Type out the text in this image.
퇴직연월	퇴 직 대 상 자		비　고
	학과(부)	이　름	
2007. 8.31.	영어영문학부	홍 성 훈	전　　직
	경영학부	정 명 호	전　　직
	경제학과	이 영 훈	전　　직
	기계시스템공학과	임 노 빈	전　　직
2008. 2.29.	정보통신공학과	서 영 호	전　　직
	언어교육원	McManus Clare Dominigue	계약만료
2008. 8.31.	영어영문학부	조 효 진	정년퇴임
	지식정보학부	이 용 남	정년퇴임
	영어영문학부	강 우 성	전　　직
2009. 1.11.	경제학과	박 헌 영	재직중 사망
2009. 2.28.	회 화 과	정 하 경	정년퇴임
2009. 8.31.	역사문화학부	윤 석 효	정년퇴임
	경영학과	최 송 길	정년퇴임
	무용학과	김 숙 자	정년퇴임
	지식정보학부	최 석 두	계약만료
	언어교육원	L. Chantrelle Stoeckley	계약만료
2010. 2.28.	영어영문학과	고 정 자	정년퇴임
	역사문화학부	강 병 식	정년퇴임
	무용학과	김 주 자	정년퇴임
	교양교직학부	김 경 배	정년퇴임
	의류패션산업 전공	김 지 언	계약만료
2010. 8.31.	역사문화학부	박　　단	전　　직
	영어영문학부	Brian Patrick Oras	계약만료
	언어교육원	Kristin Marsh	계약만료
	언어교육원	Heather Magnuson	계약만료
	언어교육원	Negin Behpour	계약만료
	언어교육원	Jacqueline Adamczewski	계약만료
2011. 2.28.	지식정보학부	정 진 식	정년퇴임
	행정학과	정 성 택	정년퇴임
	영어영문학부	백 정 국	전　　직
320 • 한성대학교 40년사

_WHAT IS NEEDED_
Write out all records exactly, keeping every detail.

_TASK RESULT_
Type out the text in this image.
퇴직연월	퇴 직 대 상 자		비　고
	학과(부)	이　름	
2007. 8.31.	영어영문학부	홍 성 훈	전　　직
	경영학부	정 명 호	전　　직
	경제학과	이 영 훈	전　　직
	기계시스템공학과	임 노 빈	전　　직
2008. 2.29.	정보통신공학과	서 영 호	전　　직
	언어교육원	McManus Clare Dominigue	계약만료
2008. 8.31.	영어영문학부	조 효 진	정년퇴임
	지식정보학부	이 용 남	정년퇴임
	영어영문학부	강 우 성	전　　직
2009. 1.11.	경제학과	박 헌 영	재직중 사망
2009. 2.28.	회 화 과	정 하 경	정년퇴임
2009. 8.31.	역사문화학부	윤 석 효	정년퇴임
	경영학과	최 송 길	정년퇴임
	무용학과	김 숙 자	정년퇴임
	지식정보학부	최 석 두	계약만료
	언어교육원	L. Chantrelle Stoeckley	계약만료
2010. 2.28.	영어영문학과	고 정 자	정년퇴임
	역사문화학부	강 병 식	정년퇴임
	무용학과	김 주 자	정년퇴임
	교양교직학부	김 경 배	정년퇴임
	의류패션산업 전공	김 지 언	계약만료
2010. 8.31.	역사문화학부	박　　단	전　　직
	영어영문학부	Brian Patrick Oras	계약만료
	언어교육원	Kristin Marsh	계약만료
	언어교육원	Heather Magnuson	계약만료
	언어교육원	Negin Behpour	계약만료
	언어교육원	Jacqueline Adamczewski	계약만료
2011. 2.28.	지식정보학부	정 진 식	정년퇴임
	행정학과	정 성 택	정년퇴임
	영어영문학부	백 정 국	전　　직
320 • 한성대학교 40년사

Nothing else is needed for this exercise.